--- What to produce ---
For the material that follows, list every line containing the word "this".

--- Extracted entries ---
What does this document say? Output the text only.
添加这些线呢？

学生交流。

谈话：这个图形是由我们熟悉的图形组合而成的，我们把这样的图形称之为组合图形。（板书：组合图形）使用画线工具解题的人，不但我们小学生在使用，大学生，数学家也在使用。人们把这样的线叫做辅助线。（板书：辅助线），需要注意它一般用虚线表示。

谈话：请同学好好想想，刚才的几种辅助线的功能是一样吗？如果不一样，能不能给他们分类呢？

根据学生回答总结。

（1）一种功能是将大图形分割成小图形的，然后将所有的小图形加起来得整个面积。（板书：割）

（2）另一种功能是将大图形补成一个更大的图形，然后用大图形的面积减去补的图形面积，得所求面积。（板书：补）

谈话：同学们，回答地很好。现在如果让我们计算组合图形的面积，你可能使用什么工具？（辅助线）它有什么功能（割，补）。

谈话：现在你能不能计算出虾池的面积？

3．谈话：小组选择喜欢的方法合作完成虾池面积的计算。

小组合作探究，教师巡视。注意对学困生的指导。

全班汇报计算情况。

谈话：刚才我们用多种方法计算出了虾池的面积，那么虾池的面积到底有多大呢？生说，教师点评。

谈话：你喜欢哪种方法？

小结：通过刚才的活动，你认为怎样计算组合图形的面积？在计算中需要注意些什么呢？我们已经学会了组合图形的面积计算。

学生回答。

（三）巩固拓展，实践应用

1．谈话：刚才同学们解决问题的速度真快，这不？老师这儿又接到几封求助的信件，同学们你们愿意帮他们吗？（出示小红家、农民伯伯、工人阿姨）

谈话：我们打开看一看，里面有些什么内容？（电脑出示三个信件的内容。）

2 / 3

--

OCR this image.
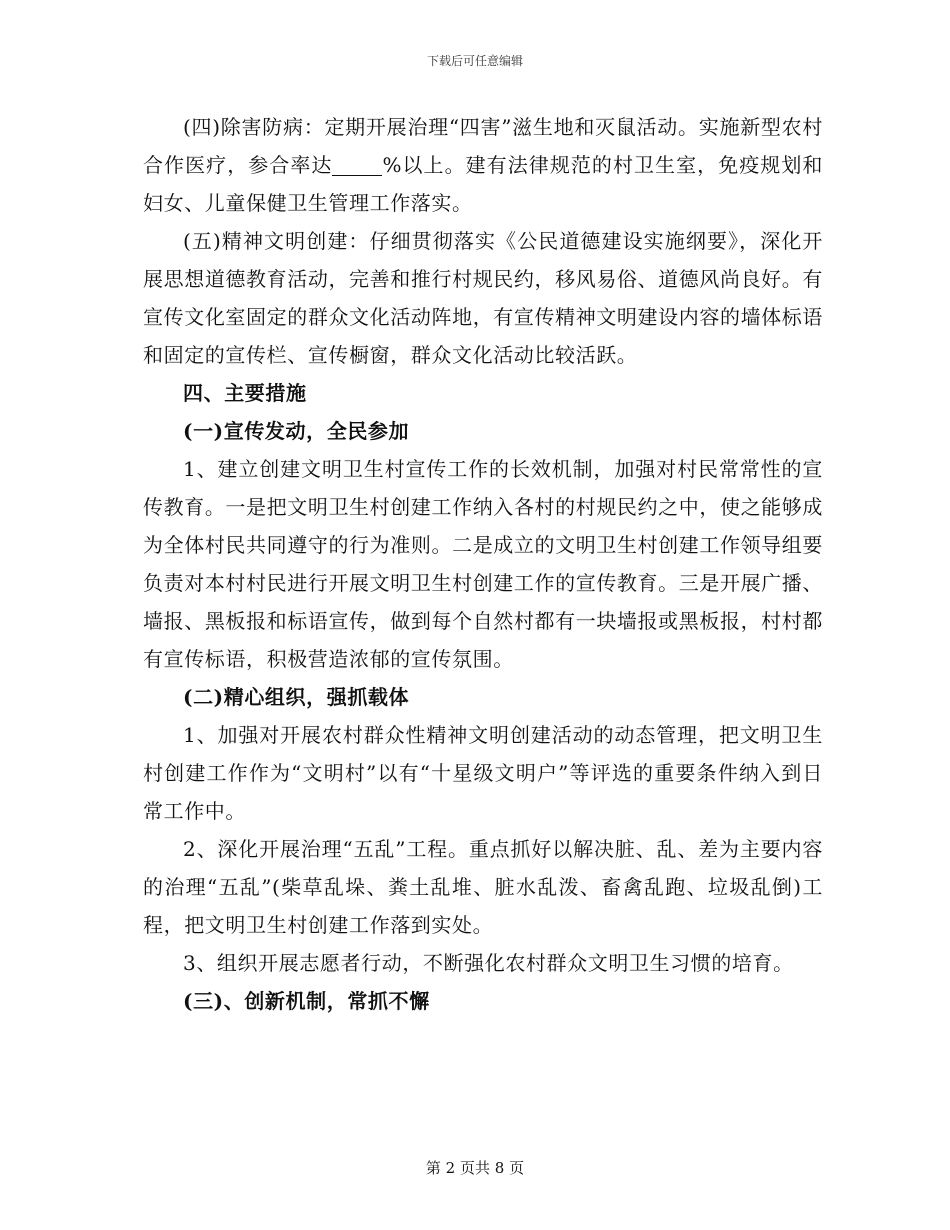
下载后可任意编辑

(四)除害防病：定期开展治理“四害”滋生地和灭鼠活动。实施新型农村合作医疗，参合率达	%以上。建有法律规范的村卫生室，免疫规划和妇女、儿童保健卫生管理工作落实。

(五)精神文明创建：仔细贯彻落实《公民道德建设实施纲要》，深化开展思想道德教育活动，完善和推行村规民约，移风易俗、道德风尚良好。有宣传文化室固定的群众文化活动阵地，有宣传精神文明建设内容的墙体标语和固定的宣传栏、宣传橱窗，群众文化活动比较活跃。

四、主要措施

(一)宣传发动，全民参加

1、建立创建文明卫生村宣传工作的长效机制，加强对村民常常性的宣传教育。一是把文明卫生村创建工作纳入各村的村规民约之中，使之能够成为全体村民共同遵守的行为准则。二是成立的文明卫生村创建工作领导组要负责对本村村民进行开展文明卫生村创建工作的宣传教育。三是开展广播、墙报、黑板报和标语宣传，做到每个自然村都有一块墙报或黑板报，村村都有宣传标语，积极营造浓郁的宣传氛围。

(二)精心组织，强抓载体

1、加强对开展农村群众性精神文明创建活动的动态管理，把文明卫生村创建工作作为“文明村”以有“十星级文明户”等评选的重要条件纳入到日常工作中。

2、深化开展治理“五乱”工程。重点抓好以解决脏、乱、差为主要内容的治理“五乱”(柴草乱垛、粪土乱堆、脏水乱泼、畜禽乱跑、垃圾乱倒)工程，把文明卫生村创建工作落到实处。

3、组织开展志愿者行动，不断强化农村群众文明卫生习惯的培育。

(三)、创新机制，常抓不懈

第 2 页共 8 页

--- Written solution ---
What does this document say? Output the text only.
OCR this image.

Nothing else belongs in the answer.